▸ **Materials provided**:

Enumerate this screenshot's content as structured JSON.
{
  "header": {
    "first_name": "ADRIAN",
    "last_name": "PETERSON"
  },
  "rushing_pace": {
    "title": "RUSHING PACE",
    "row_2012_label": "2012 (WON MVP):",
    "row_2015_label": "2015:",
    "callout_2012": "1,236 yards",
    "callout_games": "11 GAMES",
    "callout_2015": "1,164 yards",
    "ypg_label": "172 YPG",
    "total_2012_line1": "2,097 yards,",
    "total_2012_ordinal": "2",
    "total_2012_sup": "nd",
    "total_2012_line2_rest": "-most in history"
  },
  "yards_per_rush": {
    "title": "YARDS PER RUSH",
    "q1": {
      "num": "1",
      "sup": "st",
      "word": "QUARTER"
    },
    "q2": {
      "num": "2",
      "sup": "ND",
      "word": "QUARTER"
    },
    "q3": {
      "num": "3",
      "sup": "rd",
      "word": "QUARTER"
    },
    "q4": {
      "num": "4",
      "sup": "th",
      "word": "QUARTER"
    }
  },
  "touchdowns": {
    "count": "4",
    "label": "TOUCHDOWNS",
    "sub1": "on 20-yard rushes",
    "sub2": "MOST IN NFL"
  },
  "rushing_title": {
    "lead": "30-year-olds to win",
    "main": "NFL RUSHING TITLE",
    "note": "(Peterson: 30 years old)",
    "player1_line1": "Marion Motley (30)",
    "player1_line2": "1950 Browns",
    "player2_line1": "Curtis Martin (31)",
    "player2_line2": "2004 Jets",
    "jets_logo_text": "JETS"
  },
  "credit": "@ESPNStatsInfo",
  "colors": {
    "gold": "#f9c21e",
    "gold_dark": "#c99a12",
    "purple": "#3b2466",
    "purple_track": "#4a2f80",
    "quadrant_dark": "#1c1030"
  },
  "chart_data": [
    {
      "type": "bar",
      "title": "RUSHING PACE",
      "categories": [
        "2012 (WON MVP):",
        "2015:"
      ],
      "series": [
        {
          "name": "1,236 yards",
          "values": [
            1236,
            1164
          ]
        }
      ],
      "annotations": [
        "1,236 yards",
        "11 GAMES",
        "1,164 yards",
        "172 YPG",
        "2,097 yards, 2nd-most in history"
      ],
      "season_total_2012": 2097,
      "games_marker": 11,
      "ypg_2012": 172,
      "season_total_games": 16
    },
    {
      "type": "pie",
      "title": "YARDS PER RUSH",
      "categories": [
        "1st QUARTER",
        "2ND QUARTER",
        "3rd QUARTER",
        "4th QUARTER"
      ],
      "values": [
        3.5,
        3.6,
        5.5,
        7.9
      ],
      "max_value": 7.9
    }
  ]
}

▸ **Exercise directions**:
Reproduce the data shown above exactly.

▸ **Response**:
Enumerate this screenshot's content as structured JSON.
{
  "header": {
    "first_name": "ADRIAN",
    "last_name": "PETERSON"
  },
  "rushing_pace": {
    "title": "RUSHING PACE",
    "row_2012_label": "2012 (WON MVP):",
    "row_2015_label": "2015:",
    "callout_2012": "1,236 yards",
    "callout_games": "11 GAMES",
    "callout_2015": "1,164 yards",
    "ypg_label": "172 YPG",
    "total_2012_line1": "2,097 yards,",
    "total_2012_ordinal": "2",
    "total_2012_sup": "nd",
    "total_2012_line2_rest": "-most in history"
  },
  "yards_per_rush": {
    "title": "YARDS PER RUSH",
    "q1": {
      "num": "1",
      "sup": "st",
      "word": "QUARTER"
    },
    "q2": {
      "num": "2",
      "sup": "ND",
      "word": "QUARTER"
    },
    "q3": {
      "num": "3",
      "sup": "rd",
      "word": "QUARTER"
    },
    "q4": {
      "num": "4",
      "sup": "th",
      "word": "QUARTER"
    }
  },
  "touchdowns": {
    "count": "4",
    "label": "TOUCHDOWNS",
    "sub1": "on 20-yard rushes",
    "sub2": "MOST IN NFL"
  },
  "rushing_title": {
    "lead": "30-year-olds to win",
    "main": "NFL RUSHING TITLE",
    "note": "(Peterson: 30 years old)",
    "player1_line1": "Marion Motley (30)",
    "player1_line2": "1950 Browns",
    "player2_line1": "Curtis Martin (31)",
    "player2_line2": "2004 Jets",
    "jets_logo_text": "JETS"
  },
  "credit": "@ESPNStatsInfo",
  "colors": {
    "gold": "#f9c21e",
    "gold_dark": "#c99a12",
    "purple": "#3b2466",
    "purple_track": "#4a2f80",
    "quadrant_dark": "#1c1030"
  },
  "chart_data": [
    {
      "type": "bar",
      "title": "RUSHING PACE",
      "categories": [
        "2012 (WON MVP):",
        "2015:"
      ],
      "series": [
        {
          "name": "1,236 yards",
          "values": [
            1236,
            1164
          ]
        }
      ],
      "annotations": [
        "1,236 yards",
        "11 GAMES",
        "1,164 yards",
        "172 YPG",
        "2,097 yards, 2nd-most in history"
      ],
      "season_total_2012": 2097,
      "games_marker": 11,
      "ypg_2012": 172,
      "season_total_games": 16
    },
    {
      "type": "pie",
      "title": "YARDS PER RUSH",
      "categories": [
        "1st QUARTER",
        "2ND QUARTER",
        "3rd QUARTER",
        "4th QUARTER"
      ],
      "values": [
        3.5,
        3.6,
        5.5,
        7.9
      ],
      "max_value": 7.9
    }
  ]
}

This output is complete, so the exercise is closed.